» **Given exercise**
Scan the material below for the string "more", and copy every line where it shows up.

» **Data excerpts**
BEGIN

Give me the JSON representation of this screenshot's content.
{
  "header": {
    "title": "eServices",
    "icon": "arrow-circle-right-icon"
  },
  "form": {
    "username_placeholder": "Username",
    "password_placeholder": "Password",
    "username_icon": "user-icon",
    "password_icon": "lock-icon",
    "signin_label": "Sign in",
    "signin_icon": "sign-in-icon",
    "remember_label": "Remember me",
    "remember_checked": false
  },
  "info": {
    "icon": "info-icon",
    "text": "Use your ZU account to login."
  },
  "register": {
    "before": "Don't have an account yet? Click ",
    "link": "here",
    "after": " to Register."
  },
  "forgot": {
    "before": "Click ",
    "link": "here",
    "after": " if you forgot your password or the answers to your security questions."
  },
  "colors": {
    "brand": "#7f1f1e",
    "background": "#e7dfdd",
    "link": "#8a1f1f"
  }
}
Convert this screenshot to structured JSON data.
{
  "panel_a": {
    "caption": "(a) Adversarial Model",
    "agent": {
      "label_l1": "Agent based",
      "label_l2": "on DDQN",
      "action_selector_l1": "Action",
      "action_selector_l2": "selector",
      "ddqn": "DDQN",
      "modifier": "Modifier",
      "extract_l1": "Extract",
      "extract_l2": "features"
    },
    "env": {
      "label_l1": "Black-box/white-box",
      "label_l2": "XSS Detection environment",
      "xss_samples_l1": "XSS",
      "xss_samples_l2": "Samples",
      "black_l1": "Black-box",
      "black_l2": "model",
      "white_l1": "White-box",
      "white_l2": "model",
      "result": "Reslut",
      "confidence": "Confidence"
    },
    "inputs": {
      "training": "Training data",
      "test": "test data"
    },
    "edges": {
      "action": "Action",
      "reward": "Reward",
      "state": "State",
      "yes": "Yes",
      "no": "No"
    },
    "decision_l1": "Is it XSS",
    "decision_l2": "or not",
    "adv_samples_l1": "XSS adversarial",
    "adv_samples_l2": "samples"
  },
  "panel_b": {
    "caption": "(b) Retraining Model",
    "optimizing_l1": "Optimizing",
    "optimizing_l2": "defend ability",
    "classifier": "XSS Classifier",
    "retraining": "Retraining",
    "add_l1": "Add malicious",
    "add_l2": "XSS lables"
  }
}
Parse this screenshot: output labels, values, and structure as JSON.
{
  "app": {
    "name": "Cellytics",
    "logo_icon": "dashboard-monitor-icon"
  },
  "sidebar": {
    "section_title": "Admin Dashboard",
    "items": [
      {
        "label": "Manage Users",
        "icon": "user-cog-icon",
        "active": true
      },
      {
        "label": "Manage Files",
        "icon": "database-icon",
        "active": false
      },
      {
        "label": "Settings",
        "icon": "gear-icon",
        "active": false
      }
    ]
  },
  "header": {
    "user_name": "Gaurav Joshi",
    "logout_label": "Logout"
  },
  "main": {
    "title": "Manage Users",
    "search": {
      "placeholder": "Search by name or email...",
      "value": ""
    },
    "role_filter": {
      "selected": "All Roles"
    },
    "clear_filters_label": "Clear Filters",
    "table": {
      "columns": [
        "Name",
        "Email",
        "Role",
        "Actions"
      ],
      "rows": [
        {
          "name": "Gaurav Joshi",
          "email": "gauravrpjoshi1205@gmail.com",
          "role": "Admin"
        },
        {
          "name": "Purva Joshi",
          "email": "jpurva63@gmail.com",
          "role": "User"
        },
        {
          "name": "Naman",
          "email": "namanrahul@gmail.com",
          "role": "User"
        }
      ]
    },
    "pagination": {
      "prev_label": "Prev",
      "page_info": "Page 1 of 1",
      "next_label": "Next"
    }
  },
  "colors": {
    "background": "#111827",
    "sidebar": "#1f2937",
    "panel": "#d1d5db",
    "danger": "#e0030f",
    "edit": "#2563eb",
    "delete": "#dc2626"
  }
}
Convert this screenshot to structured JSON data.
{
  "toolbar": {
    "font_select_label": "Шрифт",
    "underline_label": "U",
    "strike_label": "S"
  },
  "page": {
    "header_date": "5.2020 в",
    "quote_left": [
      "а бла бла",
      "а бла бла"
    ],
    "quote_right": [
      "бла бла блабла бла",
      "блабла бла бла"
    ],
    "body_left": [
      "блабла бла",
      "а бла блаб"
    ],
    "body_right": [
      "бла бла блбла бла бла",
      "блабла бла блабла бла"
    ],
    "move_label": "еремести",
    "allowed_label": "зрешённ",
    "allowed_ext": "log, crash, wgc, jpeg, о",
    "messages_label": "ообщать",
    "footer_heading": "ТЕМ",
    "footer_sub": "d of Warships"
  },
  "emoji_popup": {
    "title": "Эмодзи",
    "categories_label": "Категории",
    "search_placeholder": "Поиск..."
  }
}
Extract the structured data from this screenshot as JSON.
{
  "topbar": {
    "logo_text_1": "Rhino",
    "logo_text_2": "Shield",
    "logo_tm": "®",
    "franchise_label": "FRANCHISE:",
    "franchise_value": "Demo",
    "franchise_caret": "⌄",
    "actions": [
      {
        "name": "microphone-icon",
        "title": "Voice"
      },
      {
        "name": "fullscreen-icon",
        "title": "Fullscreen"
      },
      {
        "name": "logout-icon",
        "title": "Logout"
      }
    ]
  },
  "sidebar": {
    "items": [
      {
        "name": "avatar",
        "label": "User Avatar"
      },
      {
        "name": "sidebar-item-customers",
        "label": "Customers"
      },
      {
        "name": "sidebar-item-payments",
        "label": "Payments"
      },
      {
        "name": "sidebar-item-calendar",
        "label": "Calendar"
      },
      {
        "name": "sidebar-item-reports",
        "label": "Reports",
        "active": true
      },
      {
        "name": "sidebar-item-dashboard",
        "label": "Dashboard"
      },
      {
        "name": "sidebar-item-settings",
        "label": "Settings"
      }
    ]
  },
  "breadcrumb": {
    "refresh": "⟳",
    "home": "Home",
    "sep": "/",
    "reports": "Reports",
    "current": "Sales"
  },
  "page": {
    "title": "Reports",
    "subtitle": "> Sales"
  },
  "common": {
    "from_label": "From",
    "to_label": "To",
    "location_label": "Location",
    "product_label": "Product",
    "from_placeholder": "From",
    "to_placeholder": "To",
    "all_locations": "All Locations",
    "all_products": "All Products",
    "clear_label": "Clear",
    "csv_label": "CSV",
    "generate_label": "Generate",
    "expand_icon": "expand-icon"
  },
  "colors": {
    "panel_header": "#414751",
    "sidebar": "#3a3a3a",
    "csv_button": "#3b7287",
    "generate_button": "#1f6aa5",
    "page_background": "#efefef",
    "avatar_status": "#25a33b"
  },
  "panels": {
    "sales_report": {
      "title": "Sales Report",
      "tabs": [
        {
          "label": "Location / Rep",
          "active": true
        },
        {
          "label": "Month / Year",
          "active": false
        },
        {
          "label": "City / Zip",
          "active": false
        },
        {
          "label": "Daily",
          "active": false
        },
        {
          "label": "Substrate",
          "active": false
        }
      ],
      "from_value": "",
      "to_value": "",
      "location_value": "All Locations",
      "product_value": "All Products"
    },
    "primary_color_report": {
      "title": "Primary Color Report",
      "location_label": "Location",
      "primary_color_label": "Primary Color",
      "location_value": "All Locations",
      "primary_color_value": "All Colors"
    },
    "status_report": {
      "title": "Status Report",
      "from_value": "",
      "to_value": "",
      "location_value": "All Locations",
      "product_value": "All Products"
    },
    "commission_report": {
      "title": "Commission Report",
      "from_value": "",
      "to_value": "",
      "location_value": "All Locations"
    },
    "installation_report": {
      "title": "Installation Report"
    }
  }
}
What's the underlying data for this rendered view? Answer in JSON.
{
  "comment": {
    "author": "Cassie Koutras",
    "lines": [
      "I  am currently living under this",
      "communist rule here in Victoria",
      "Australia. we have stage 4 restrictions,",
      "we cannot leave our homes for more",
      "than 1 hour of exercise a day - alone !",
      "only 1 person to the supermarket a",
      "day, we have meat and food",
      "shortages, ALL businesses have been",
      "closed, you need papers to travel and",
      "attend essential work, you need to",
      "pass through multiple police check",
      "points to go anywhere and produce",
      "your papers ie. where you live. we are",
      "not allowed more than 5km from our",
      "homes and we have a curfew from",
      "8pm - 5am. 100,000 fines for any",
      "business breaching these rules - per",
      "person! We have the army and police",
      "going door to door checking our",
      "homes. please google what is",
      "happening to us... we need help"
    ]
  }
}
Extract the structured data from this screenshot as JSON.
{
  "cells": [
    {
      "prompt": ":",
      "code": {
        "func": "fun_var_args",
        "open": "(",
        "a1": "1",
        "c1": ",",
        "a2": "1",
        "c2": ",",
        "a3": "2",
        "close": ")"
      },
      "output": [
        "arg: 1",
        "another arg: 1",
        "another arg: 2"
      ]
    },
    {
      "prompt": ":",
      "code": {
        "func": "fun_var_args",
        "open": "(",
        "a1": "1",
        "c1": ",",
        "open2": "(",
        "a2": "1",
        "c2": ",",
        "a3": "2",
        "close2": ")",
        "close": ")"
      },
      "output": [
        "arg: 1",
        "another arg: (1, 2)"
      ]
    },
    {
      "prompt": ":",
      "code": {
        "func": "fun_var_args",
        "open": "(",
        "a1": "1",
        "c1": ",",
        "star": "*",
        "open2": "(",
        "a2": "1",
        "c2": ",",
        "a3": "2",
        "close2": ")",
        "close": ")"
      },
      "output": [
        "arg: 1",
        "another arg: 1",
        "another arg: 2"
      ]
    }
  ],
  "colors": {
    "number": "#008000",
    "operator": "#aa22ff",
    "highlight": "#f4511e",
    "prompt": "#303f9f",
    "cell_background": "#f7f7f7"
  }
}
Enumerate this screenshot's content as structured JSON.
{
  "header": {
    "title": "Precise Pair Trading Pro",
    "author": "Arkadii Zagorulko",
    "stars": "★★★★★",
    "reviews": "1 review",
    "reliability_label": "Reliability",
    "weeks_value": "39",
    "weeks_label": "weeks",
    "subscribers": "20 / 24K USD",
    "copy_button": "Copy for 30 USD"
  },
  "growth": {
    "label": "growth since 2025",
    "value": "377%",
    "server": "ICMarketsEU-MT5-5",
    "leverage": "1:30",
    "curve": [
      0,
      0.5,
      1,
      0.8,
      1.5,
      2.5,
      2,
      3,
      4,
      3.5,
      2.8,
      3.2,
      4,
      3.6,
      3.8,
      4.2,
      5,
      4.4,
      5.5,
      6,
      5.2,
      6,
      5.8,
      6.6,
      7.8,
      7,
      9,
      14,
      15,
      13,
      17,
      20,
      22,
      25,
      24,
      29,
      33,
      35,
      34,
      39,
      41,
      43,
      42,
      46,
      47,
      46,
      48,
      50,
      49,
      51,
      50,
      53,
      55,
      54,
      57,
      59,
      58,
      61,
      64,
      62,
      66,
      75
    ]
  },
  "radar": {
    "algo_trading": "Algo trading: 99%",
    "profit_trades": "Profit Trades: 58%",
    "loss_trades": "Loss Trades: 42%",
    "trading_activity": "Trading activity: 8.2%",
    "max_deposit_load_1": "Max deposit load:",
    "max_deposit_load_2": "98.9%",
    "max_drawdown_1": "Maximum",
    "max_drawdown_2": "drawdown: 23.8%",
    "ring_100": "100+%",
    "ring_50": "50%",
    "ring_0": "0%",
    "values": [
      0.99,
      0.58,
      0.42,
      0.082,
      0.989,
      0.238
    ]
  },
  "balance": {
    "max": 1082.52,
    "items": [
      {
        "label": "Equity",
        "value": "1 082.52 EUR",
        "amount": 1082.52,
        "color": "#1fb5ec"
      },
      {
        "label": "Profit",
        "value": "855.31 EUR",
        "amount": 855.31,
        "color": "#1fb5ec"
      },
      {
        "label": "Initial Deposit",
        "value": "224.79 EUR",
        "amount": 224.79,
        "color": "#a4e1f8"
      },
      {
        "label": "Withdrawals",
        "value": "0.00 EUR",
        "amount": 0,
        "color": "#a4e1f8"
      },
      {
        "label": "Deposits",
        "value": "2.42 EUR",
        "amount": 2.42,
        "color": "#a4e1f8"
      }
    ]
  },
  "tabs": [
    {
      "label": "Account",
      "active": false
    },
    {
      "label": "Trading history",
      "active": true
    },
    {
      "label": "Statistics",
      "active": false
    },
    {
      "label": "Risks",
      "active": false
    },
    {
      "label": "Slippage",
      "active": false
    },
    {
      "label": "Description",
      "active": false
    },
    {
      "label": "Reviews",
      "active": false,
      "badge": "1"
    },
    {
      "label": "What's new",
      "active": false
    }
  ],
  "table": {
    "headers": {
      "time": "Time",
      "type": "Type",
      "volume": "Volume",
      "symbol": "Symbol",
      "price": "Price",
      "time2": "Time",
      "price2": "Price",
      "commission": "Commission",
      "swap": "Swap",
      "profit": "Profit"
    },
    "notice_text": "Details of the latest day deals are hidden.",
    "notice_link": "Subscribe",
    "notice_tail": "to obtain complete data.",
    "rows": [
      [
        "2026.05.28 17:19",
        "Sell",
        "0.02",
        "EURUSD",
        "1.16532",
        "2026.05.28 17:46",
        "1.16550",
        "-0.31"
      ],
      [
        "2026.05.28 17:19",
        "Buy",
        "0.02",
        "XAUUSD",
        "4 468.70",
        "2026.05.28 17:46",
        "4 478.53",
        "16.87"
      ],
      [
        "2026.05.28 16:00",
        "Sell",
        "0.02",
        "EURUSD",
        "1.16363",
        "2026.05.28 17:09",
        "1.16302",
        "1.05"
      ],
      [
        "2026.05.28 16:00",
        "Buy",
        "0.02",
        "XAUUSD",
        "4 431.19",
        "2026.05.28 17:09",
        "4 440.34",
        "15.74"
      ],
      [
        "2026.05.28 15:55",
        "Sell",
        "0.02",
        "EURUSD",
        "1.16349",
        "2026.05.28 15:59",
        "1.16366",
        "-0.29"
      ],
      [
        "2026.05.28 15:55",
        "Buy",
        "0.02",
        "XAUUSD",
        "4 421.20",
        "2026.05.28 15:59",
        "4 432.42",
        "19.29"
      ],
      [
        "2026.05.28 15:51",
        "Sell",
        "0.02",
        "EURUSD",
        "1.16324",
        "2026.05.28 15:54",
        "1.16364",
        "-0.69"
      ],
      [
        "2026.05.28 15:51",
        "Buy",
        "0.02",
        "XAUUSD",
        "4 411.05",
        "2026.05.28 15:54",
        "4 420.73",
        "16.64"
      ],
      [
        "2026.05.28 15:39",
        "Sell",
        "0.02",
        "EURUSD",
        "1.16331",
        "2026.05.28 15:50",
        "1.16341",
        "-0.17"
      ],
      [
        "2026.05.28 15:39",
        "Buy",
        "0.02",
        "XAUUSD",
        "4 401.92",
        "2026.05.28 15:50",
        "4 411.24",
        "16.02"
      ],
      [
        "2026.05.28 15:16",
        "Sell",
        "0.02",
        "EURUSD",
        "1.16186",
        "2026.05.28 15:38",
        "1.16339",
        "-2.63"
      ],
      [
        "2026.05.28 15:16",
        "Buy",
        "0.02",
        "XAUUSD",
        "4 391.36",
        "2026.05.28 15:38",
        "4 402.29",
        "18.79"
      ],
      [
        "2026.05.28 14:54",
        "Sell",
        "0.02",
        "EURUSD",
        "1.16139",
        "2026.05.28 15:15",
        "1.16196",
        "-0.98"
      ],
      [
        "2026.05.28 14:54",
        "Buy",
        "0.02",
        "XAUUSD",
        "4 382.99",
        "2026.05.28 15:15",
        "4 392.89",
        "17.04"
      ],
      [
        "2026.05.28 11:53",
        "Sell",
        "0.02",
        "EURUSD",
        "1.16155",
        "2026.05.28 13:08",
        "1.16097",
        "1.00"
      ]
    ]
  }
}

END

» **Full response**
      "we cannot leave our homes for more",
      "not allowed more than 5km from our",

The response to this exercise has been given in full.